• [Material]
- - - -

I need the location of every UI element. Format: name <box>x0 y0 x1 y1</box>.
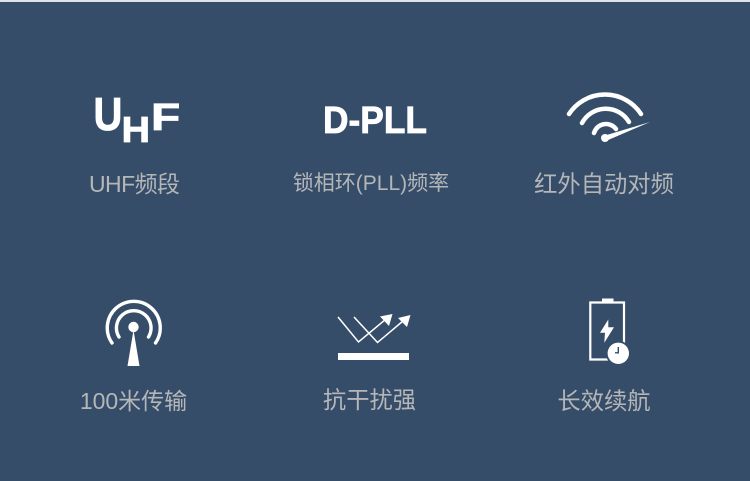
panel: infrared pairing <box>534 95 674 197</box>
label: long battery life: 长效续航 <box>557 388 651 414</box>
panel: 100 m transmission <box>80 301 187 414</box>
label: infrared auto pairing: 红外自动对频 <box>534 171 674 197</box>
icon: reflected arrows <box>338 314 410 360</box>
panel: anti-interference <box>323 314 416 413</box>
icon: UHF logo: U <box>94 89 122 141</box>
panel: UHF band <box>89 89 180 197</box>
panel: long battery life <box>557 298 651 414</box>
icon: D-PLL logo: D-PLL <box>323 100 427 142</box>
icon: UHF logo <box>94 89 180 151</box>
icon: antenna <box>107 301 160 366</box>
icon: UHF logo: F <box>151 97 180 139</box>
icon: wifi with needle <box>569 95 650 142</box>
label: UHF band: UHF频段 <box>89 171 180 197</box>
label: anti-interference: 抗干扰强 <box>323 387 416 413</box>
icon: UHF logo: H <box>122 111 150 151</box>
label: PLL frequency: 锁相环(PLL)频率 <box>293 172 449 195</box>
label: 100 m transmission: 100米传输 <box>80 388 187 414</box>
icon: battery with clock <box>590 298 631 366</box>
panel: D-PLL <box>293 100 449 195</box>
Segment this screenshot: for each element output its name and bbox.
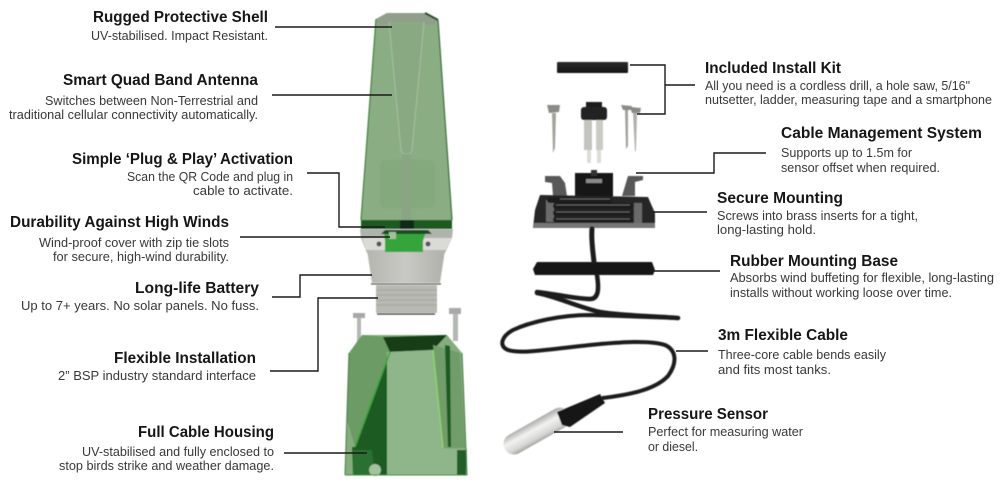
callout: Smart Quad Band Antenna: Switches between Non-Terrestrial and	[45, 94, 258, 108]
callout: Rugged Protective Shell	[91, 9, 268, 43]
arrow: install kit bracket leader	[630, 65, 695, 114]
leader lines	[240, 27, 766, 453]
arrow: housing leader	[284, 452, 367, 454]
illustration: plug connector	[581, 102, 607, 163]
arrow: secure mounting leader	[652, 211, 707, 213]
callout: Cable Management System: Supports up to 1.5m for	[781, 146, 912, 160]
callout: 3m Flexible Cable: 3m Flexible Cable	[718, 327, 848, 344]
callout: Durability Against High Winds: Wind-proof cover with zip tie slots	[39, 236, 229, 250]
callout: Smart Quad Band Antenna: Smart Quad Band Antenna	[63, 72, 258, 89]
illustration: rubber mounting base	[533, 262, 655, 275]
callout: Flexible Installation: 2” BSP industry standard interface	[58, 369, 256, 383]
arrow: activation leader	[307, 173, 385, 227]
callout: Pressure Sensor: or diesel.	[648, 440, 698, 454]
callout: 3m Flexible Cable: Three-core cable bends easily	[718, 348, 887, 362]
callout: Durability Against High Winds	[10, 214, 229, 264]
callout: Pressure Sensor	[648, 406, 803, 454]
callout: Flexible Installation	[58, 350, 256, 383]
callout: Simple Plug and Play Activation: Scan the QR Code and plug in	[127, 170, 293, 184]
callout: Cable Management System: sensor offset when required.	[781, 161, 940, 175]
arrow: shell leader	[275, 26, 392, 28]
callout: Simple Plug and Play Activation: Simple ‘Plug & Play’ Activation	[72, 151, 293, 168]
callout: Rubber Mounting Base	[730, 253, 994, 300]
callout: Secure Mounting: Screws into brass inserts for a tight,	[717, 209, 918, 223]
arrow: installation leader	[270, 298, 378, 371]
callout: Full Cable Housing: UV-stabilised and fully enclosed to	[82, 445, 274, 459]
illustration: antenna shell	[361, 13, 452, 229]
callout: Long-life Battery: Up to 7+ years. No solar panels. No fuss.	[21, 299, 259, 313]
callout: Simple Plug and Play Activation	[72, 151, 293, 198]
illustration: install screws	[547, 105, 641, 153]
illustration: install kit cap	[557, 62, 628, 73]
arrow: pressure sensor leader	[554, 431, 623, 433]
callout: 3m Flexible Cable: and fits most tanks.	[718, 363, 831, 377]
callout: Smart Quad Band Antenna	[9, 72, 258, 122]
callout: Rugged Protective Shell: UV-stabilised. Impact Resistant.	[91, 29, 268, 43]
callout: Included Install Kit: Included Install Kit	[705, 60, 841, 77]
callout: Included Install Kit	[705, 60, 992, 107]
callout: Full Cable Housing: Full Cable Housing	[138, 424, 274, 441]
illustration: cable housing	[345, 335, 467, 476]
callout: Secure Mounting: Secure Mounting	[717, 190, 843, 207]
callout: Cable Management System: Cable Management System	[781, 125, 982, 142]
illustration: housing bolts	[353, 308, 461, 342]
callout: Durability Against High Winds: Durability Against High Winds	[10, 214, 229, 231]
callout: Rubber Mounting Base: Rubber Mounting Base	[730, 253, 898, 270]
callout: Flexible Installation: Flexible Installation	[114, 350, 256, 367]
callout: Cable Management System	[781, 125, 982, 175]
callout: Smart Quad Band Antenna: traditional cellular connectivity automatically.	[9, 108, 258, 122]
arrow: rubber base leader	[650, 270, 720, 272]
callout: Long-life Battery: Long-life Battery	[135, 280, 259, 297]
callout: Secure Mounting	[717, 190, 918, 237]
arrow: battery leader	[272, 275, 372, 297]
illustration: flexible cable	[502, 229, 678, 398]
callout: Rubber Mounting Base: installs without working loose over time.	[730, 286, 952, 300]
callout: Included Install Kit: nutsetter, ladder, measuring tape and a smartphone	[705, 93, 992, 107]
callout: Pressure Sensor: Perfect for measuring water	[648, 425, 803, 439]
callout: Secure Mounting: long-lasting hold.	[717, 223, 816, 237]
arrow: cable management leader	[636, 153, 766, 173]
arrow: antenna leader	[272, 94, 392, 96]
callout: Full Cable Housing	[59, 424, 274, 473]
callout: 3m Flexible Cable	[718, 327, 887, 377]
callout: Full Cable Housing: stop birds strike and weather damage.	[59, 459, 274, 473]
callout: Simple Plug and Play Activation: cable to activate.	[193, 184, 293, 198]
callout: Durability Against High Winds: for secure, high-wind durability.	[53, 250, 229, 264]
illustration: wind-proof collar and battery	[360, 229, 453, 314]
illustration: cable management bracket	[533, 170, 655, 228]
callout: Included Install Kit: All you need is a cordless drill, a hole saw, 5/16"	[705, 79, 970, 93]
arrow: flexible cable leader	[676, 350, 708, 352]
callout: Pressure Sensor: Pressure Sensor	[648, 406, 768, 423]
callout: Rubber Mounting Base: Absorbs wind buffeting for flexible, long-lasting	[730, 271, 994, 285]
callout: Rugged Protective Shell: Rugged Protective Shell	[93, 9, 268, 26]
arrow: durability leader	[240, 236, 390, 238]
illustration: pressure sensor	[514, 394, 605, 444]
callout: Long-life Battery	[21, 280, 259, 313]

- - - -

• [Given problem]
Rewrite the records from the line with "panel: infrared pairing" up to and including the line with "Segment this screenshot: for", renaming "icon" to "symbol" and keeping everything else unchanged.

• [Expected answer]
panel: infrared pairing <box>534 95 674 197</box>
label: long battery life: 长效续航 <box>557 388 651 414</box>
panel: 100 m transmission <box>80 301 187 414</box>
label: infrared auto pairing: 红外自动对频 <box>534 171 674 197</box>
symbol: reflected arrows <box>338 314 410 360</box>
panel: anti-interference <box>323 314 416 413</box>
symbol: UHF logo: U <box>94 89 122 141</box>
panel: UHF band <box>89 89 180 197</box>
panel: long battery life <box>557 298 651 414</box>
symbol: D-PLL logo: D-PLL <box>323 100 427 142</box>
symbol: UHF logo <box>94 89 180 151</box>
symbol: antenna <box>107 301 160 366</box>
symbol: UHF logo: F <box>151 97 180 139</box>
symbol: wifi with needle <box>569 95 650 142</box>
label: UHF band: UHF频段 <box>89 171 180 197</box>
label: anti-interference: 抗干扰强 <box>323 387 416 413</box>
symbol: UHF logo: H <box>122 111 150 151</box>
label: PLL frequency: 锁相环(PLL)频率 <box>293 172 449 195</box>
label: 100 m transmission: 100米传输 <box>80 388 187 414</box>
symbol: battery with clock <box>590 298 631 366</box>
panel: D-PLL <box>293 100 449 195</box>
Segment this screenshot: for each element output its name and bbox.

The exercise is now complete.